- Goal of the exercise:
Repeat every record exactly, but keep images out of the copy.

(Extracted data entries)

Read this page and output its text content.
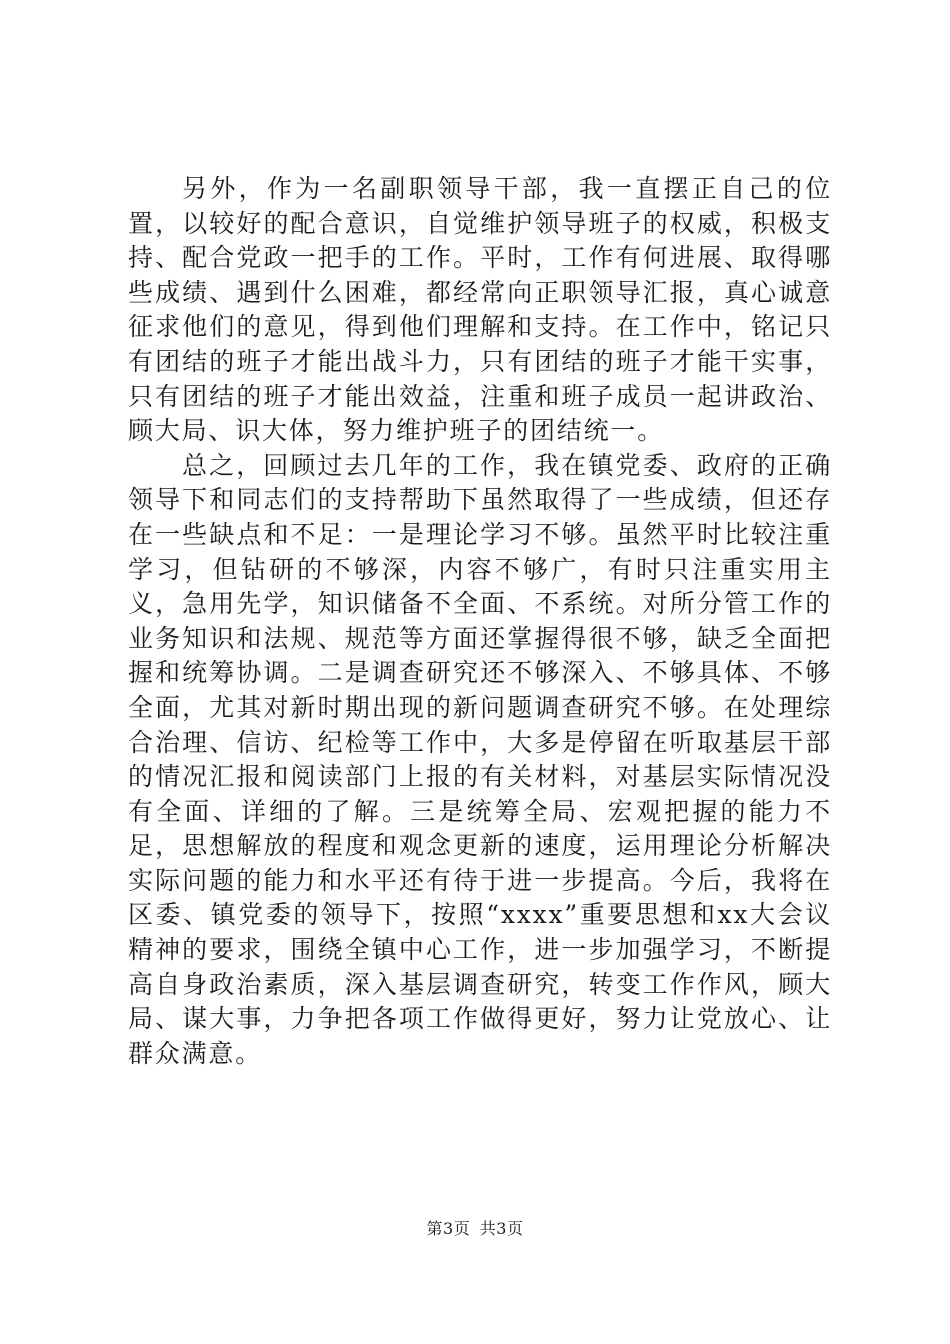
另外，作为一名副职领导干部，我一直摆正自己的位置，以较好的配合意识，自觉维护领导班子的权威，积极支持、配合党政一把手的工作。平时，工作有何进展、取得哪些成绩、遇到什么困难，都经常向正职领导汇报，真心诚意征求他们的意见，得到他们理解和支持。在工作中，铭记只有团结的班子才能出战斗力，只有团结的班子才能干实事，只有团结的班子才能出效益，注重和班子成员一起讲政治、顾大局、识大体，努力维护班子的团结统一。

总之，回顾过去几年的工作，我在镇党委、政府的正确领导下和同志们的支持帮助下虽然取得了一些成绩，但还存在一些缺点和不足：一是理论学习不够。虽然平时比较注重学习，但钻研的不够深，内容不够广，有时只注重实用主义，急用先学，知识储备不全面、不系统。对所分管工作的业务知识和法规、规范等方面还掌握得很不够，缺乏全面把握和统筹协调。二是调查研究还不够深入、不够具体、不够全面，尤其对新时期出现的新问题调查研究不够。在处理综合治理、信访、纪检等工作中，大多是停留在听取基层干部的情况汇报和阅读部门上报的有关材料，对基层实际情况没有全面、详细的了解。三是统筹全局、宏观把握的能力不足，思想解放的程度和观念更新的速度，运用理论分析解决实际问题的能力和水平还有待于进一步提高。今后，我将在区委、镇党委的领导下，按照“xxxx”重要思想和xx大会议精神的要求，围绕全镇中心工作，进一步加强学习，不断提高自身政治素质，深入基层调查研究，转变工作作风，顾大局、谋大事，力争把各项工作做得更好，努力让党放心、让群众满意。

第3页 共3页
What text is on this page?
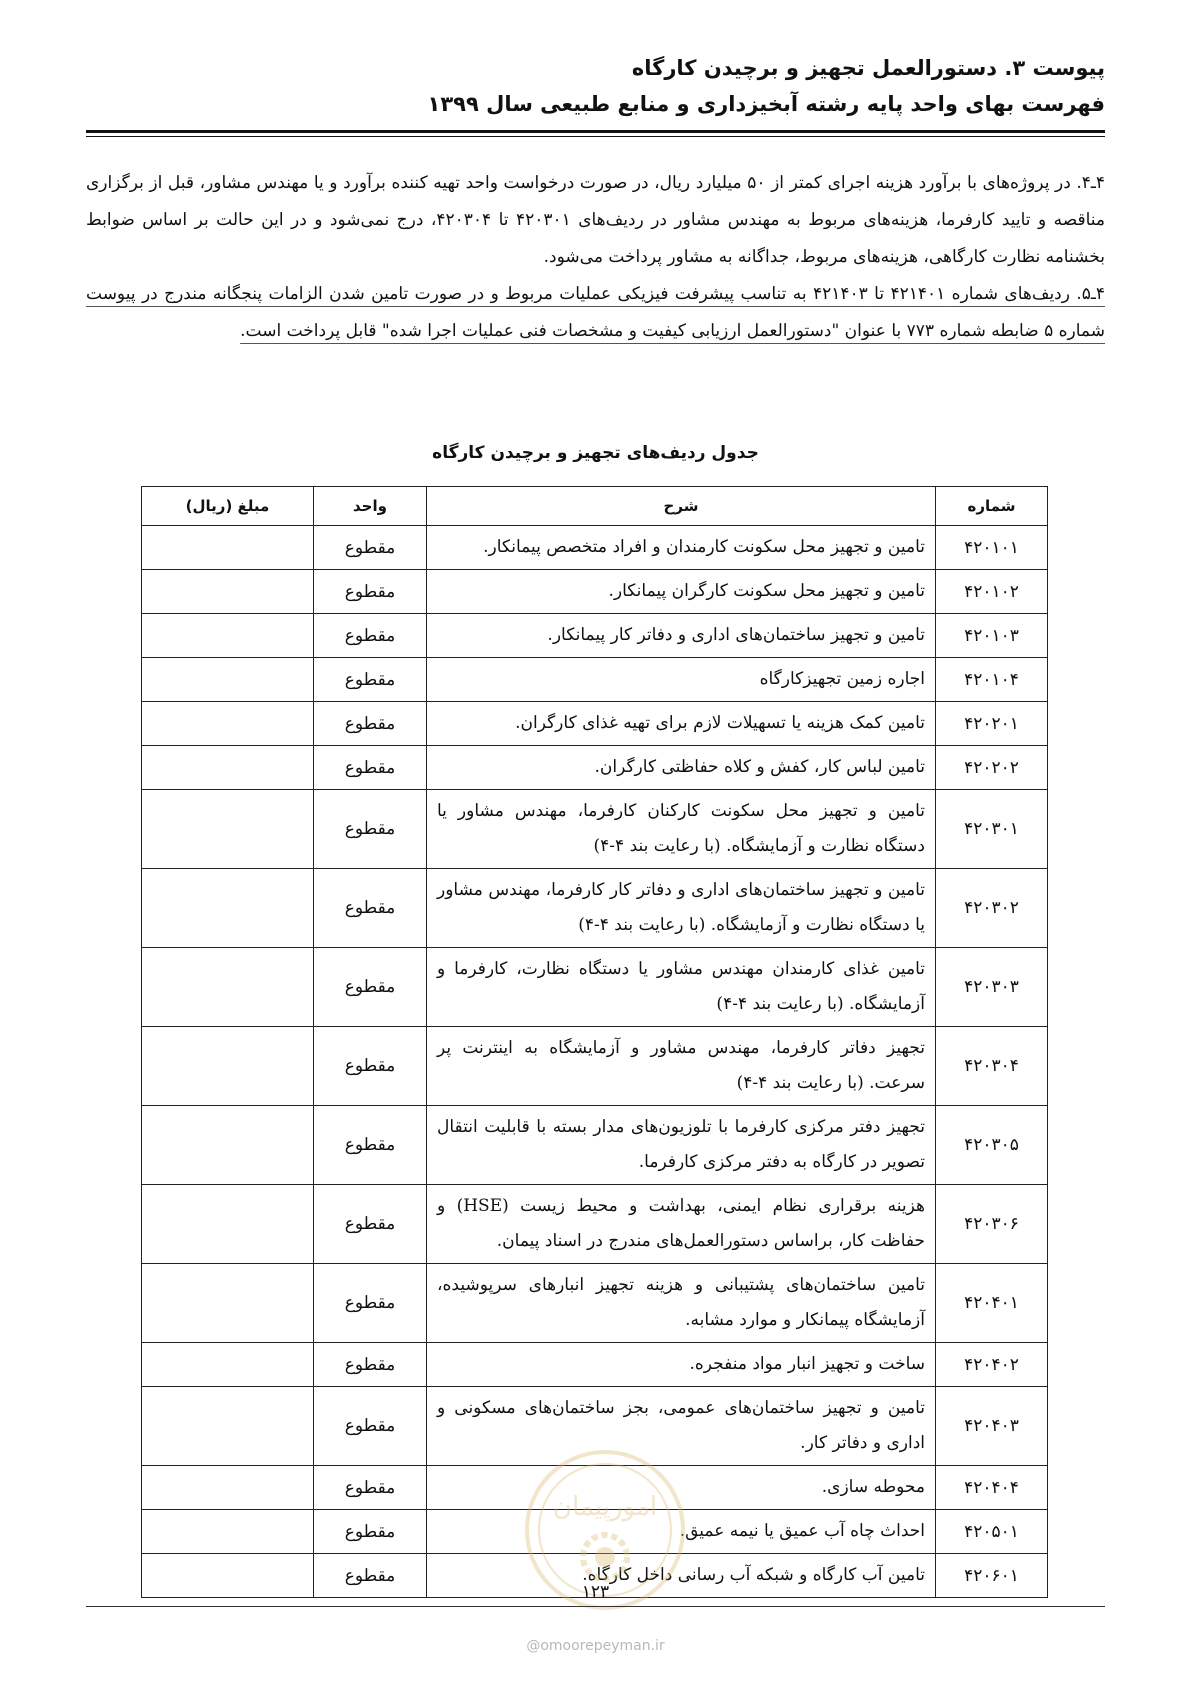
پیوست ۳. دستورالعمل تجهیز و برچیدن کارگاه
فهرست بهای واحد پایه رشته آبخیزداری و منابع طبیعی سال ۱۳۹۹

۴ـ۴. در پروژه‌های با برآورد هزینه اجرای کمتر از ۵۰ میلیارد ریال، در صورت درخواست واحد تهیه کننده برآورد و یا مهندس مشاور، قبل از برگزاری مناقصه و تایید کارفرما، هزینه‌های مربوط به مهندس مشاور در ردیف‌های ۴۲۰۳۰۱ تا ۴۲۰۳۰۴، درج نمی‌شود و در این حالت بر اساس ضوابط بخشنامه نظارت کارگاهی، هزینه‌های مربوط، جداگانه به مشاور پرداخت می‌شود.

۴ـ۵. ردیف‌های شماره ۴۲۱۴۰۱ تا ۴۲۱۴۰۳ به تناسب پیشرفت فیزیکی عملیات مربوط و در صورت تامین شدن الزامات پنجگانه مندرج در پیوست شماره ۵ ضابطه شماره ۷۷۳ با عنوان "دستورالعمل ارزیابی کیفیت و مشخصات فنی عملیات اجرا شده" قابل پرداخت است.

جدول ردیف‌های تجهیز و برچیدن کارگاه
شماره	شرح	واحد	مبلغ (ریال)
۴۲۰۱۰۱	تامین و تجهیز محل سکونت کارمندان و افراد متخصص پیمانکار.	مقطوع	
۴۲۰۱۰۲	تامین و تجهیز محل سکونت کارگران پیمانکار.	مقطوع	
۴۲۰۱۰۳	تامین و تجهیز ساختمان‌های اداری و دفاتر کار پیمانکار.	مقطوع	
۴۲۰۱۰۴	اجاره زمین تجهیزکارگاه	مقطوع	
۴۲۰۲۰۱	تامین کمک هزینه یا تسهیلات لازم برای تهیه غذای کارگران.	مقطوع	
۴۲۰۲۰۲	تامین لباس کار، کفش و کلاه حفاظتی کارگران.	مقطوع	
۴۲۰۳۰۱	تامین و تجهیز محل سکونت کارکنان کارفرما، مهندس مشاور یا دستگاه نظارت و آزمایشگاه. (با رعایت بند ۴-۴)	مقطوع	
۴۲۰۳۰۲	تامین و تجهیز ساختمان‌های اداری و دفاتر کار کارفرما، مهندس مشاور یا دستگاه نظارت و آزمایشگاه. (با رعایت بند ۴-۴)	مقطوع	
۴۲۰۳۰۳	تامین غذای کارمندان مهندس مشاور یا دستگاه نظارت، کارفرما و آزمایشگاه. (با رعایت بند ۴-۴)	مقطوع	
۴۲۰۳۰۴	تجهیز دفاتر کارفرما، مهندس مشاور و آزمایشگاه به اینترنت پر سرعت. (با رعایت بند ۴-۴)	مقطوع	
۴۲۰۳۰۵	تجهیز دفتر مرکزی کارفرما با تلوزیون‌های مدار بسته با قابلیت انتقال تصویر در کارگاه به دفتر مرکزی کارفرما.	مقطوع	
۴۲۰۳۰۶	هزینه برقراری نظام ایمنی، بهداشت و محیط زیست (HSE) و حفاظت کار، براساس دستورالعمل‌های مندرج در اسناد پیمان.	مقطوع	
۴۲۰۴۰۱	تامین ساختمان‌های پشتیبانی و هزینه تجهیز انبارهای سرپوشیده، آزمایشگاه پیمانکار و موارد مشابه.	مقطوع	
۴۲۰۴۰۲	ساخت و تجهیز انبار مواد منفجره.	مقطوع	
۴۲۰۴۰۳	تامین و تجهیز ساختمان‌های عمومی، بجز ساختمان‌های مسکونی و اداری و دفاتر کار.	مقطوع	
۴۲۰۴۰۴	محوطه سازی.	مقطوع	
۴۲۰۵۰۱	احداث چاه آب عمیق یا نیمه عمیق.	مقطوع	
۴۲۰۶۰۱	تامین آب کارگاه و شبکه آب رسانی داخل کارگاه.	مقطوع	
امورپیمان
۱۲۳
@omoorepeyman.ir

- The answer:
Read this page and output its text content.
另外，作为一名副职领导干部，我一直摆正自己的位置，以较好的配合意识，自觉维护领导班子的权威，积极支持、配合党政一把手的工作。平时，工作有何进展、取得哪些成绩、遇到什么困难，都经常向正职领导汇报，真心诚意征求他们的意见，得到他们理解和支持。在工作中，铭记只有团结的班子才能出战斗力，只有团结的班子才能干实事，只有团结的班子才能出效益，注重和班子成员一起讲政治、顾大局、识大体，努力维护班子的团结统一。

总之，回顾过去几年的工作，我在镇党委、政府的正确领导下和同志们的支持帮助下虽然取得了一些成绩，但还存在一些缺点和不足：一是理论学习不够。虽然平时比较注重学习，但钻研的不够深，内容不够广，有时只注重实用主义，急用先学，知识储备不全面、不系统。对所分管工作的业务知识和法规、规范等方面还掌握得很不够，缺乏全面把握和统筹协调。二是调查研究还不够深入、不够具体、不够全面，尤其对新时期出现的新问题调查研究不够。在处理综合治理、信访、纪检等工作中，大多是停留在听取基层干部的情况汇报和阅读部门上报的有关材料，对基层实际情况没有全面、详细的了解。三是统筹全局、宏观把握的能力不足，思想解放的程度和观念更新的速度，运用理论分析解决实际问题的能力和水平还有待于进一步提高。今后，我将在区委、镇党委的领导下，按照“xxxx”重要思想和xx大会议精神的要求，围绕全镇中心工作，进一步加强学习，不断提高自身政治素质，深入基层调查研究，转变工作作风，顾大局、谋大事，力争把各项工作做得更好，努力让党放心、让群众满意。

第3页 共3页
What text is on this page?
پیوست ۳. دستورالعمل تجهیز و برچیدن کارگاه
فهرست بهای واحد پایه رشته آبخیزداری و منابع طبیعی سال ۱۳۹۹

۴ـ۴. در پروژه‌های با برآورد هزینه اجرای کمتر از ۵۰ میلیارد ریال، در صورت درخواست واحد تهیه کننده برآورد و یا مهندس مشاور، قبل از برگزاری مناقصه و تایید کارفرما، هزینه‌های مربوط به مهندس مشاور در ردیف‌های ۴۲۰۳۰۱ تا ۴۲۰۳۰۴، درج نمی‌شود و در این حالت بر اساس ضوابط بخشنامه نظارت کارگاهی، هزینه‌های مربوط، جداگانه به مشاور پرداخت می‌شود.

۴ـ۵. ردیف‌های شماره ۴۲۱۴۰۱ تا ۴۲۱۴۰۳ به تناسب پیشرفت فیزیکی عملیات مربوط و در صورت تامین شدن الزامات پنجگانه مندرج در پیوست شماره ۵ ضابطه شماره ۷۷۳ با عنوان "دستورالعمل ارزیابی کیفیت و مشخصات فنی عملیات اجرا شده" قابل پرداخت است.

جدول ردیف‌های تجهیز و برچیدن کارگاه
شماره	شرح	واحد	مبلغ (ریال)
۴۲۰۱۰۱	تامین و تجهیز محل سکونت کارمندان و افراد متخصص پیمانکار.	مقطوع	
۴۲۰۱۰۲	تامین و تجهیز محل سکونت کارگران پیمانکار.	مقطوع	
۴۲۰۱۰۳	تامین و تجهیز ساختمان‌های اداری و دفاتر کار پیمانکار.	مقطوع	
۴۲۰۱۰۴	اجاره زمین تجهیزکارگاه	مقطوع	
۴۲۰۲۰۱	تامین کمک هزینه یا تسهیلات لازم برای تهیه غذای کارگران.	مقطوع	
۴۲۰۲۰۲	تامین لباس کار، کفش و کلاه حفاظتی کارگران.	مقطوع	
۴۲۰۳۰۱	تامین و تجهیز محل سکونت کارکنان کارفرما، مهندس مشاور یا دستگاه نظارت و آزمایشگاه. (با رعایت بند ۴-۴)	مقطوع	
۴۲۰۳۰۲	تامین و تجهیز ساختمان‌های اداری و دفاتر کار کارفرما، مهندس مشاور یا دستگاه نظارت و آزمایشگاه. (با رعایت بند ۴-۴)	مقطوع	
۴۲۰۳۰۳	تامین غذای کارمندان مهندس مشاور یا دستگاه نظارت، کارفرما و آزمایشگاه. (با رعایت بند ۴-۴)	مقطوع	
۴۲۰۳۰۴	تجهیز دفاتر کارفرما، مهندس مشاور و آزمایشگاه به اینترنت پر سرعت. (با رعایت بند ۴-۴)	مقطوع	
۴۲۰۳۰۵	تجهیز دفتر مرکزی کارفرما با تلوزیون‌های مدار بسته با قابلیت انتقال تصویر در کارگاه به دفتر مرکزی کارفرما.	مقطوع	
۴۲۰۳۰۶	هزینه برقراری نظام ایمنی، بهداشت و محیط زیست (HSE) و حفاظت کار، براساس دستورالعمل‌های مندرج در اسناد پیمان.	مقطوع	
۴۲۰۴۰۱	تامین ساختمان‌های پشتیبانی و هزینه تجهیز انبارهای سرپوشیده، آزمایشگاه پیمانکار و موارد مشابه.	مقطوع	
۴۲۰۴۰۲	ساخت و تجهیز انبار مواد منفجره.	مقطوع	
۴۲۰۴۰۳	تامین و تجهیز ساختمان‌های عمومی، بجز ساختمان‌های مسکونی و اداری و دفاتر کار.	مقطوع	
۴۲۰۴۰۴	محوطه سازی.	مقطوع	
۴۲۰۵۰۱	احداث چاه آب عمیق یا نیمه عمیق.	مقطوع	
۴۲۰۶۰۱	تامین آب کارگاه و شبکه آب رسانی داخل کارگاه.	مقطوع	
امورپیمان
۱۲۳
@omoorepeyman.ir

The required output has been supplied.